EXERCISE TASK » Please retype the data in full and exactly; the pictures are not part of the copy.

(Figure data in JSON)
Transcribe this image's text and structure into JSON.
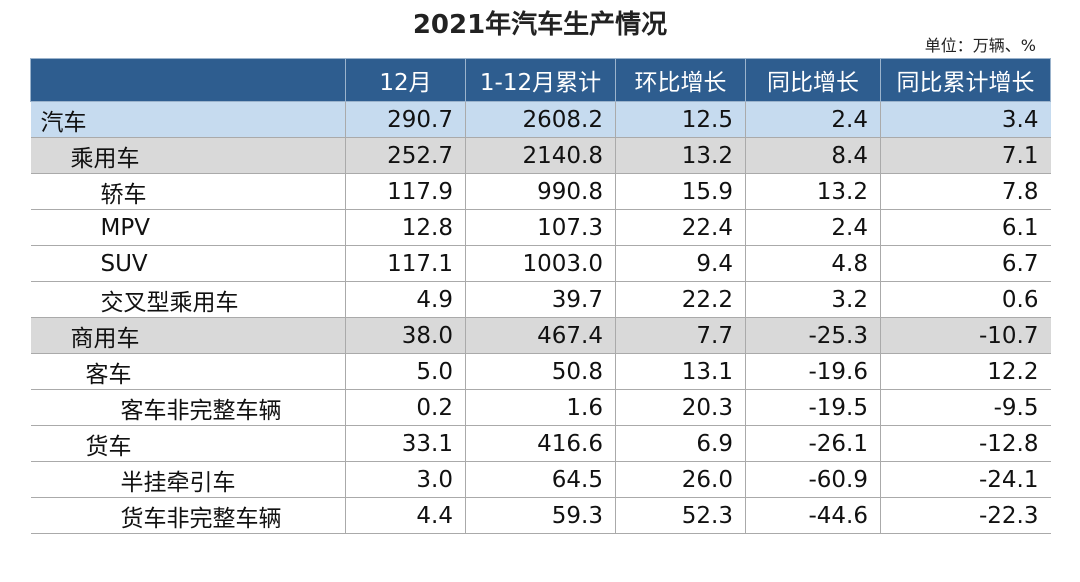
{
  "header": {
    "title": "2021年汽车生产情况",
    "unit": "单位：万辆、%"
  },
  "table": {
    "columns": [
      "",
      "12月",
      "1-12月累计",
      "环比增长",
      "同比增长",
      "同比累计增长"
    ],
    "rows": [
      [
        "汽车",
        "290.7",
        "2608.2",
        "12.5",
        "2.4",
        "3.4"
      ],
      [
        "乘用车",
        "252.7",
        "2140.8",
        "13.2",
        "8.4",
        "7.1"
      ],
      [
        "轿车",
        "117.9",
        "990.8",
        "15.9",
        "13.2",
        "7.8"
      ],
      [
        "MPV",
        "12.8",
        "107.3",
        "22.4",
        "2.4",
        "6.1"
      ],
      [
        "SUV",
        "117.1",
        "1003.0",
        "9.4",
        "4.8",
        "6.7"
      ],
      [
        "交叉型乘用车",
        "4.9",
        "39.7",
        "22.2",
        "3.2",
        "0.6"
      ],
      [
        "商用车",
        "38.0",
        "467.4",
        "7.7",
        "-25.3",
        "-10.7"
      ],
      [
        "客车",
        "5.0",
        "50.8",
        "13.1",
        "-19.6",
        "12.2"
      ],
      [
        "客车非完整车辆",
        "0.2",
        "1.6",
        "20.3",
        "-19.5",
        "-9.5"
      ],
      [
        "货车",
        "33.1",
        "416.6",
        "6.9",
        "-26.1",
        "-12.8"
      ],
      [
        "半挂牵引车",
        "3.0",
        "64.5",
        "26.0",
        "-60.9",
        "-24.1"
      ],
      [
        "货车非完整车辆",
        "4.4",
        "59.3",
        "52.3",
        "-44.6",
        "-22.3"
      ]
    ]
  }
}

ANSWER TO THE PROBLEM »
Transcribe this image's text and structure into JSON.
{
  "header": {
    "title": "2021年汽车生产情况",
    "unit": "单位：万辆、%"
  },
  "table": {
    "columns": [
      "",
      "12月",
      "1-12月累计",
      "环比增长",
      "同比增长",
      "同比累计增长"
    ],
    "rows": [
      [
        "汽车",
        "290.7",
        "2608.2",
        "12.5",
        "2.4",
        "3.4"
      ],
      [
        "乘用车",
        "252.7",
        "2140.8",
        "13.2",
        "8.4",
        "7.1"
      ],
      [
        "轿车",
        "117.9",
        "990.8",
        "15.9",
        "13.2",
        "7.8"
      ],
      [
        "MPV",
        "12.8",
        "107.3",
        "22.4",
        "2.4",
        "6.1"
      ],
      [
        "SUV",
        "117.1",
        "1003.0",
        "9.4",
        "4.8",
        "6.7"
      ],
      [
        "交叉型乘用车",
        "4.9",
        "39.7",
        "22.2",
        "3.2",
        "0.6"
      ],
      [
        "商用车",
        "38.0",
        "467.4",
        "7.7",
        "-25.3",
        "-10.7"
      ],
      [
        "客车",
        "5.0",
        "50.8",
        "13.1",
        "-19.6",
        "12.2"
      ],
      [
        "客车非完整车辆",
        "0.2",
        "1.6",
        "20.3",
        "-19.5",
        "-9.5"
      ],
      [
        "货车",
        "33.1",
        "416.6",
        "6.9",
        "-26.1",
        "-12.8"
      ],
      [
        "半挂牵引车",
        "3.0",
        "64.5",
        "26.0",
        "-60.9",
        "-24.1"
      ],
      [
        "货车非完整车辆",
        "4.4",
        "59.3",
        "52.3",
        "-44.6",
        "-22.3"
      ]
    ]
  }
}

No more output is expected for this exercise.